Dataset records

Start of Block

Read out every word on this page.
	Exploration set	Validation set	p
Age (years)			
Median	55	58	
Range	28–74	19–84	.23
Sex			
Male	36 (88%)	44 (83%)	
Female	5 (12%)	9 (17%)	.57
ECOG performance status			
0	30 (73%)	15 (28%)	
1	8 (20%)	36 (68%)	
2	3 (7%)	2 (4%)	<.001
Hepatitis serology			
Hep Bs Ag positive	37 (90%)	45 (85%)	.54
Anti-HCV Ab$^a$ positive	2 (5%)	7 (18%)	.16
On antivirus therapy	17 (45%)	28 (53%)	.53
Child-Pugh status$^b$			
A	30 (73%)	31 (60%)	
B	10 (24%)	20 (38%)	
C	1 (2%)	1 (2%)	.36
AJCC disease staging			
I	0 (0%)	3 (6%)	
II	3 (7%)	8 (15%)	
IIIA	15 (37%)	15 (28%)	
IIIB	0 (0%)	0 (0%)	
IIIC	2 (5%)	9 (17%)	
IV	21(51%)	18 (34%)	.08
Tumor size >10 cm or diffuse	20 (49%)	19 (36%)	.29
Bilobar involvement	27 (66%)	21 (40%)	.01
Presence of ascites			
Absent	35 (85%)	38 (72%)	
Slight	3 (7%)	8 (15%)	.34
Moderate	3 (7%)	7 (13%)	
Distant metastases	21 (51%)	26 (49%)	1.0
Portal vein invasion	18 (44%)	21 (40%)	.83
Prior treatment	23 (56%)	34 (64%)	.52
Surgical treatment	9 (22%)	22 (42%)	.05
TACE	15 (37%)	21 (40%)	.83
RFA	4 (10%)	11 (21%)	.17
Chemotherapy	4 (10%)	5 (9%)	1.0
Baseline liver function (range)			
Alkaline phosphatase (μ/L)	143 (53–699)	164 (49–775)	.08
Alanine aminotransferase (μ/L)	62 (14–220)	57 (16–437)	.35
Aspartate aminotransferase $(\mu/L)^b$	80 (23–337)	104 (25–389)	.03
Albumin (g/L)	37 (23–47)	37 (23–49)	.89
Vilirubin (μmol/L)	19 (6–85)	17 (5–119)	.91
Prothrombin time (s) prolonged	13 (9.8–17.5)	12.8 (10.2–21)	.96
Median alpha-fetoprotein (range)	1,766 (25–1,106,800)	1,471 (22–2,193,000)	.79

End of Block
Start of Block

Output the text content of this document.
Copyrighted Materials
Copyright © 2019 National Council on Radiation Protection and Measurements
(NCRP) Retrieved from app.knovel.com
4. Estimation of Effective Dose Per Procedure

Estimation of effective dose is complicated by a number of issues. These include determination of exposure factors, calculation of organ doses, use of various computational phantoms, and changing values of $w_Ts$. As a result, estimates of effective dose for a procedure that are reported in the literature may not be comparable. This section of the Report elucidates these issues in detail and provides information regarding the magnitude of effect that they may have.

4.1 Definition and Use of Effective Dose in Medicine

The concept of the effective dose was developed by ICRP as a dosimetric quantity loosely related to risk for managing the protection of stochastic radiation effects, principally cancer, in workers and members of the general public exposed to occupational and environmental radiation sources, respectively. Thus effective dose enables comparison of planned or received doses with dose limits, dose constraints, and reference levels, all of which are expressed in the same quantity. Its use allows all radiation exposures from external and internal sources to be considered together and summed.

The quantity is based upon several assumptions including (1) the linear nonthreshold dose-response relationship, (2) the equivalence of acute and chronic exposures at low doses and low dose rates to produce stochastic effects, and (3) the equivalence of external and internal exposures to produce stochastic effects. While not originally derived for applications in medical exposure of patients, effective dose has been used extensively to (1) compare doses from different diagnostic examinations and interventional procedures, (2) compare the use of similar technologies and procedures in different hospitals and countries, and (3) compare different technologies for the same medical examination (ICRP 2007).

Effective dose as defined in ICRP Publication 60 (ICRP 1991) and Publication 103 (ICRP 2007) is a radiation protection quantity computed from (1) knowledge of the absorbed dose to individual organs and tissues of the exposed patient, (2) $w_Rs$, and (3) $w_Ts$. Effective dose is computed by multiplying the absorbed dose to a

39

End of Block
Start of Block

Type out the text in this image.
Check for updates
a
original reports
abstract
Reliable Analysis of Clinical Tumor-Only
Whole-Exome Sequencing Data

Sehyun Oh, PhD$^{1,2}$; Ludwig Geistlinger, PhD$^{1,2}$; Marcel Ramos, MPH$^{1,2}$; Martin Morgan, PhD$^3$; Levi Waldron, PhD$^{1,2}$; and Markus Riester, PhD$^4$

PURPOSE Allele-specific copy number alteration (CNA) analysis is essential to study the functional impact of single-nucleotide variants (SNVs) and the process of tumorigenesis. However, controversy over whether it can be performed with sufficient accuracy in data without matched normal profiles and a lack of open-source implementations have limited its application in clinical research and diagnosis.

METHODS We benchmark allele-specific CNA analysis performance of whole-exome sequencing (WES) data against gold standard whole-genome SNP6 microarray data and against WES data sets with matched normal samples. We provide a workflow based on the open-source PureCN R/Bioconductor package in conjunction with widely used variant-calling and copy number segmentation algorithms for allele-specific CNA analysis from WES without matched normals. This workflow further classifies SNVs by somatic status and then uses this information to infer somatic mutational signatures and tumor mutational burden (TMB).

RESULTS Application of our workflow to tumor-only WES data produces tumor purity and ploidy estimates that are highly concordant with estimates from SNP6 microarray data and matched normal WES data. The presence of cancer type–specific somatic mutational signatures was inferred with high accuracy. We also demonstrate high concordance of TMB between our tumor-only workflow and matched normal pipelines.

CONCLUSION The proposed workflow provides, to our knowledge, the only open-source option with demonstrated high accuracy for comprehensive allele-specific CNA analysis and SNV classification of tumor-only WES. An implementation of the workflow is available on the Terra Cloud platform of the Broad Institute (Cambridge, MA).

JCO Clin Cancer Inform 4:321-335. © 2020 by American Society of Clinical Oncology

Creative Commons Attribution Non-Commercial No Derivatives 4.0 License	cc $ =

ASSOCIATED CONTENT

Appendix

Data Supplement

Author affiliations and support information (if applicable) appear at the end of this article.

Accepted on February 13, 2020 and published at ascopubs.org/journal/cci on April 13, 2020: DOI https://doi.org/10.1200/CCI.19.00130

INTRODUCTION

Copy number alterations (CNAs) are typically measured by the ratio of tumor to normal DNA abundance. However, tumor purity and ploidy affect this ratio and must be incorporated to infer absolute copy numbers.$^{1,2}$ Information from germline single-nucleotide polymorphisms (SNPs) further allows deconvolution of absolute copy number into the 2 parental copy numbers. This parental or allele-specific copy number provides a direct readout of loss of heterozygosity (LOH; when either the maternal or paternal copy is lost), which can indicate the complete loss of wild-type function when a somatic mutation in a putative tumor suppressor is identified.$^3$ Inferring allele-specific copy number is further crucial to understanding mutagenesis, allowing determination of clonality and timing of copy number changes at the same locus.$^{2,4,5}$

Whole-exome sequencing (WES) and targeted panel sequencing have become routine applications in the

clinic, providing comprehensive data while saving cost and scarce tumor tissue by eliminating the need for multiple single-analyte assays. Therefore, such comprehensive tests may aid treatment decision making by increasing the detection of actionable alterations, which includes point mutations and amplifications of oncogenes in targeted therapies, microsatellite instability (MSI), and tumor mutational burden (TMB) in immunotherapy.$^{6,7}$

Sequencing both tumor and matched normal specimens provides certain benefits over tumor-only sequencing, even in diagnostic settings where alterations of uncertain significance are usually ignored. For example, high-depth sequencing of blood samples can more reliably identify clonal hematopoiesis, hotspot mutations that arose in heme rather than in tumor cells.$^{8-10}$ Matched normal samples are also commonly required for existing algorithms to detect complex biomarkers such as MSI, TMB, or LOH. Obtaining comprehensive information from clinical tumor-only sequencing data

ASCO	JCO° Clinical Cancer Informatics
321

End of Block

Problem
If a line in the records contains the word "performance", copy it out.

Solved exercise
ECOG performance status			
METHODS We benchmark allele-specific CNA analysis performance of whole-exome sequencing (WES) data against gold standard whole-genome SNP6 microarray data and against WES data sets with matched normal samples. We provide a workflow based on the open-source PureCN R/Bioconductor package in conjunction with widely used variant-calling and copy number segmentation algorithms for allele-specific CNA analysis from WES without matched normals. This workflow further classifies SNVs by somatic status and then uses this information to infer somatic mutational signatures and tumor mutational burden (TMB).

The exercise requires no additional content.